**Work to do**
Return every entry exactly as written.

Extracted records
_ _ _
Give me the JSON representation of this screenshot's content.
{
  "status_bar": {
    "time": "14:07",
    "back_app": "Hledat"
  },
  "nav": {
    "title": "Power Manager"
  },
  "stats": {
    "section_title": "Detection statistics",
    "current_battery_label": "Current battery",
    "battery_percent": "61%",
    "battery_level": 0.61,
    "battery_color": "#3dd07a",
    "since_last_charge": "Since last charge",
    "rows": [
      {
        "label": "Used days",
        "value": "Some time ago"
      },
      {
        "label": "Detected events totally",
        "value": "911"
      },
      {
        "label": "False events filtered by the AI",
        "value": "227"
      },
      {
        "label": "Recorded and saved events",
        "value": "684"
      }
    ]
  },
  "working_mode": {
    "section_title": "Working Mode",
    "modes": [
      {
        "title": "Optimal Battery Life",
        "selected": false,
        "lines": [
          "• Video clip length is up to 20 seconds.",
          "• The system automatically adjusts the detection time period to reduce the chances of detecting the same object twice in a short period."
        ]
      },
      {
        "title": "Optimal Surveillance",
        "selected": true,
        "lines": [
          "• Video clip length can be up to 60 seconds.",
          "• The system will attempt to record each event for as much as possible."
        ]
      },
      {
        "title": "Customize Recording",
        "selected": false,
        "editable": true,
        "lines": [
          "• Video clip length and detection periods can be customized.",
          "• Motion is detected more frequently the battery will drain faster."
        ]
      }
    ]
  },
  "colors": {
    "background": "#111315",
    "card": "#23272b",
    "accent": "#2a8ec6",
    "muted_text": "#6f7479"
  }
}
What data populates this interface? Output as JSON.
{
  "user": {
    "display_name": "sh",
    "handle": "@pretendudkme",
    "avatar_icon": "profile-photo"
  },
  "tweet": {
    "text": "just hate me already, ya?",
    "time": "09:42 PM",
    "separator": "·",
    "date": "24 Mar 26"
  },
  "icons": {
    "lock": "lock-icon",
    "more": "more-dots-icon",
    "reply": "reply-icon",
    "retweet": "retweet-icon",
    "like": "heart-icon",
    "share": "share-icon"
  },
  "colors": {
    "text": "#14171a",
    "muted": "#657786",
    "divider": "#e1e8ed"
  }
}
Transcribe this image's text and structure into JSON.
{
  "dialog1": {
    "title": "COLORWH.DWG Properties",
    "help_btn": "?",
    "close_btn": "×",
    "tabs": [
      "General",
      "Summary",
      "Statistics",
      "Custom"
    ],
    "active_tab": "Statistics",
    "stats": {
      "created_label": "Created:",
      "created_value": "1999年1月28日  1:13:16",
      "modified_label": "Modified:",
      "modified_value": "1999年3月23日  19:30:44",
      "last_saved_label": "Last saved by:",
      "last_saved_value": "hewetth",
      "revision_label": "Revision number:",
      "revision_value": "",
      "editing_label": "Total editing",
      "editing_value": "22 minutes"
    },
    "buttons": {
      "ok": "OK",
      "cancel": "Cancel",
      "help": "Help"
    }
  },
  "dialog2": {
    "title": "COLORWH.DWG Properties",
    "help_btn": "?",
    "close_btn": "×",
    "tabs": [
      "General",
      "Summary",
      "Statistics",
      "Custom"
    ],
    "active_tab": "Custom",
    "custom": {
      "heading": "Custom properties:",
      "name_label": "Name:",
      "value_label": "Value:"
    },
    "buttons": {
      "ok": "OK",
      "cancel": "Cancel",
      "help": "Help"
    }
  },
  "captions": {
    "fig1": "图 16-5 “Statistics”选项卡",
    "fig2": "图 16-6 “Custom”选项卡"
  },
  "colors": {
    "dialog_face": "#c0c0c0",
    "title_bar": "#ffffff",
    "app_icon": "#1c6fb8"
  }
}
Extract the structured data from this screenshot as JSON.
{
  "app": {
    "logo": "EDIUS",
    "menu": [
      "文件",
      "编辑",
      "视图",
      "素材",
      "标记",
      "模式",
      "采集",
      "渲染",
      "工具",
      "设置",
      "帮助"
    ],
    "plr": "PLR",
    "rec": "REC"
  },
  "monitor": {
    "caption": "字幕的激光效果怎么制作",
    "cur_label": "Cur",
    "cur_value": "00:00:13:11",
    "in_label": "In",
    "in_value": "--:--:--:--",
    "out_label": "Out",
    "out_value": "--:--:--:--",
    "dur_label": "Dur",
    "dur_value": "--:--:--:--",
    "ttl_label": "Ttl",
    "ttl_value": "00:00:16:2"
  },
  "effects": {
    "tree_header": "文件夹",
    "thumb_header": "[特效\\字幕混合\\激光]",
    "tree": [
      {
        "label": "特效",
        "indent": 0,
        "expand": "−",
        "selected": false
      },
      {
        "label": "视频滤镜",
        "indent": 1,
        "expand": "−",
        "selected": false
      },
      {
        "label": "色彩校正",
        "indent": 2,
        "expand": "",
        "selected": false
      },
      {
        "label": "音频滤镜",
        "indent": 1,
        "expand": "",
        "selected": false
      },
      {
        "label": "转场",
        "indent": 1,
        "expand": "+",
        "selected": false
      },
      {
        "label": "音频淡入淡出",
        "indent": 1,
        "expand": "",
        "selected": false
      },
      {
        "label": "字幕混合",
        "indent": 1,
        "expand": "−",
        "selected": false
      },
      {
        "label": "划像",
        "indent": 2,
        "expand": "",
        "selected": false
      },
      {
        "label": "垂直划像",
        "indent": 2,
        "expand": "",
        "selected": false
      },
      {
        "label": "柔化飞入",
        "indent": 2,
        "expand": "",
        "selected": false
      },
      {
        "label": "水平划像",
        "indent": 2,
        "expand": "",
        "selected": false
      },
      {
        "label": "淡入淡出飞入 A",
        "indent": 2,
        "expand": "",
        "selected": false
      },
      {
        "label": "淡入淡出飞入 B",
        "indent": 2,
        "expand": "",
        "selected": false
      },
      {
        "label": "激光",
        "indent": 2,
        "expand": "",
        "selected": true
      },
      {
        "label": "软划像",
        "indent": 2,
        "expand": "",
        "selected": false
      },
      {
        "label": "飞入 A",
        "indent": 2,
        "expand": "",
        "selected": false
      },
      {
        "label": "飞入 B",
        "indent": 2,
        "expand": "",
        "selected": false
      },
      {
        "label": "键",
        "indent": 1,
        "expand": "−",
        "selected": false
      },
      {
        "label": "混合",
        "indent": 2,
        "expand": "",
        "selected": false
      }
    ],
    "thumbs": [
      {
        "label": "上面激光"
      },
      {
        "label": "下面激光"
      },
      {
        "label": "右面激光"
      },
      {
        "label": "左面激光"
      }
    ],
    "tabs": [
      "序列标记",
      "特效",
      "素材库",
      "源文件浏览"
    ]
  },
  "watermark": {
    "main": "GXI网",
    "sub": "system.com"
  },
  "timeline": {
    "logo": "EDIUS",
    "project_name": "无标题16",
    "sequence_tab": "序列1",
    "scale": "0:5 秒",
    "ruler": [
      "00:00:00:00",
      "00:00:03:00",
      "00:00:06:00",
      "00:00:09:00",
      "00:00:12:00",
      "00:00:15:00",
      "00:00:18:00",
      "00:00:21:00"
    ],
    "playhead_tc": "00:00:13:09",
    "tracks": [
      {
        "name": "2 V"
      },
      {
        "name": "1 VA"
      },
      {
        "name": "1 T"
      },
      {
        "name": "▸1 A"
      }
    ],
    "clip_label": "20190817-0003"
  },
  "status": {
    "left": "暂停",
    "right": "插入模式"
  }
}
_ _ _
**Written reply**
Give me the JSON representation of this screenshot's content.
{
  "status_bar": {
    "time": "14:07",
    "back_app": "Hledat"
  },
  "nav": {
    "title": "Power Manager"
  },
  "stats": {
    "section_title": "Detection statistics",
    "current_battery_label": "Current battery",
    "battery_percent": "61%",
    "battery_level": 0.61,
    "battery_color": "#3dd07a",
    "since_last_charge": "Since last charge",
    "rows": [
      {
        "label": "Used days",
        "value": "Some time ago"
      },
      {
        "label": "Detected events totally",
        "value": "911"
      },
      {
        "label": "False events filtered by the AI",
        "value": "227"
      },
      {
        "label": "Recorded and saved events",
        "value": "684"
      }
    ]
  },
  "working_mode": {
    "section_title": "Working Mode",
    "modes": [
      {
        "title": "Optimal Battery Life",
        "selected": false,
        "lines": [
          "• Video clip length is up to 20 seconds.",
          "• The system automatically adjusts the detection time period to reduce the chances of detecting the same object twice in a short period."
        ]
      },
      {
        "title": "Optimal Surveillance",
        "selected": true,
        "lines": [
          "• Video clip length can be up to 60 seconds.",
          "• The system will attempt to record each event for as much as possible."
        ]
      },
      {
        "title": "Customize Recording",
        "selected": false,
        "editable": true,
        "lines": [
          "• Video clip length and detection periods can be customized.",
          "• Motion is detected more frequently the battery will drain faster."
        ]
      }
    ]
  },
  "colors": {
    "background": "#111315",
    "card": "#23272b",
    "accent": "#2a8ec6",
    "muted_text": "#6f7479"
  }
}
What data populates this interface? Output as JSON.
{
  "user": {
    "display_name": "sh",
    "handle": "@pretendudkme",
    "avatar_icon": "profile-photo"
  },
  "tweet": {
    "text": "just hate me already, ya?",
    "time": "09:42 PM",
    "separator": "·",
    "date": "24 Mar 26"
  },
  "icons": {
    "lock": "lock-icon",
    "more": "more-dots-icon",
    "reply": "reply-icon",
    "retweet": "retweet-icon",
    "like": "heart-icon",
    "share": "share-icon"
  },
  "colors": {
    "text": "#14171a",
    "muted": "#657786",
    "divider": "#e1e8ed"
  }
}
Transcribe this image's text and structure into JSON.
{
  "dialog1": {
    "title": "COLORWH.DWG Properties",
    "help_btn": "?",
    "close_btn": "×",
    "tabs": [
      "General",
      "Summary",
      "Statistics",
      "Custom"
    ],
    "active_tab": "Statistics",
    "stats": {
      "created_label": "Created:",
      "created_value": "1999年1月28日  1:13:16",
      "modified_label": "Modified:",
      "modified_value": "1999年3月23日  19:30:44",
      "last_saved_label": "Last saved by:",
      "last_saved_value": "hewetth",
      "revision_label": "Revision number:",
      "revision_value": "",
      "editing_label": "Total editing",
      "editing_value": "22 minutes"
    },
    "buttons": {
      "ok": "OK",
      "cancel": "Cancel",
      "help": "Help"
    }
  },
  "dialog2": {
    "title": "COLORWH.DWG Properties",
    "help_btn": "?",
    "close_btn": "×",
    "tabs": [
      "General",
      "Summary",
      "Statistics",
      "Custom"
    ],
    "active_tab": "Custom",
    "custom": {
      "heading": "Custom properties:",
      "name_label": "Name:",
      "value_label": "Value:"
    },
    "buttons": {
      "ok": "OK",
      "cancel": "Cancel",
      "help": "Help"
    }
  },
  "captions": {
    "fig1": "图 16-5 “Statistics”选项卡",
    "fig2": "图 16-6 “Custom”选项卡"
  },
  "colors": {
    "dialog_face": "#c0c0c0",
    "title_bar": "#ffffff",
    "app_icon": "#1c6fb8"
  }
}
Extract the structured data from this screenshot as JSON.
{
  "app": {
    "logo": "EDIUS",
    "menu": [
      "文件",
      "编辑",
      "视图",
      "素材",
      "标记",
      "模式",
      "采集",
      "渲染",
      "工具",
      "设置",
      "帮助"
    ],
    "plr": "PLR",
    "rec": "REC"
  },
  "monitor": {
    "caption": "字幕的激光效果怎么制作",
    "cur_label": "Cur",
    "cur_value": "00:00:13:11",
    "in_label": "In",
    "in_value": "--:--:--:--",
    "out_label": "Out",
    "out_value": "--:--:--:--",
    "dur_label": "Dur",
    "dur_value": "--:--:--:--",
    "ttl_label": "Ttl",
    "ttl_value": "00:00:16:2"
  },
  "effects": {
    "tree_header": "文件夹",
    "thumb_header": "[特效\\字幕混合\\激光]",
    "tree": [
      {
        "label": "特效",
        "indent": 0,
        "expand": "−",
        "selected": false
      },
      {
        "label": "视频滤镜",
        "indent": 1,
        "expand": "−",
        "selected": false
      },
      {
        "label": "色彩校正",
        "indent": 2,
        "expand": "",
        "selected": false
      },
      {
        "label": "音频滤镜",
        "indent": 1,
        "expand": "",
        "selected": false
      },
      {
        "label": "转场",
        "indent": 1,
        "expand": "+",
        "selected": false
      },
      {
        "label": "音频淡入淡出",
        "indent": 1,
        "expand": "",
        "selected": false
      },
      {
        "label": "字幕混合",
        "indent": 1,
        "expand": "−",
        "selected": false
      },
      {
        "label": "划像",
        "indent": 2,
        "expand": "",
        "selected": false
      },
      {
        "label": "垂直划像",
        "indent": 2,
        "expand": "",
        "selected": false
      },
      {
        "label": "柔化飞入",
        "indent": 2,
        "expand": "",
        "selected": false
      },
      {
        "label": "水平划像",
        "indent": 2,
        "expand": "",
        "selected": false
      },
      {
        "label": "淡入淡出飞入 A",
        "indent": 2,
        "expand": "",
        "selected": false
      },
      {
        "label": "淡入淡出飞入 B",
        "indent": 2,
        "expand": "",
        "selected": false
      },
      {
        "label": "激光",
        "indent": 2,
        "expand": "",
        "selected": true
      },
      {
        "label": "软划像",
        "indent": 2,
        "expand": "",
        "selected": false
      },
      {
        "label": "飞入 A",
        "indent": 2,
        "expand": "",
        "selected": false
      },
      {
        "label": "飞入 B",
        "indent": 2,
        "expand": "",
        "selected": false
      },
      {
        "label": "键",
        "indent": 1,
        "expand": "−",
        "selected": false
      },
      {
        "label": "混合",
        "indent": 2,
        "expand": "",
        "selected": false
      }
    ],
    "thumbs": [
      {
        "label": "上面激光"
      },
      {
        "label": "下面激光"
      },
      {
        "label": "右面激光"
      },
      {
        "label": "左面激光"
      }
    ],
    "tabs": [
      "序列标记",
      "特效",
      "素材库",
      "源文件浏览"
    ]
  },
  "watermark": {
    "main": "GXI网",
    "sub": "system.com"
  },
  "timeline": {
    "logo": "EDIUS",
    "project_name": "无标题16",
    "sequence_tab": "序列1",
    "scale": "0:5 秒",
    "ruler": [
      "00:00:00:00",
      "00:00:03:00",
      "00:00:06:00",
      "00:00:09:00",
      "00:00:12:00",
      "00:00:15:00",
      "00:00:18:00",
      "00:00:21:00"
    ],
    "playhead_tc": "00:00:13:09",
    "tracks": [
      {
        "name": "2 V"
      },
      {
        "name": "1 VA"
      },
      {
        "name": "1 T"
      },
      {
        "name": "▸1 A"
      }
    ],
    "clip_label": "20190817-0003"
  },
  "status": {
    "left": "暂停",
    "right": "插入模式"
  }
}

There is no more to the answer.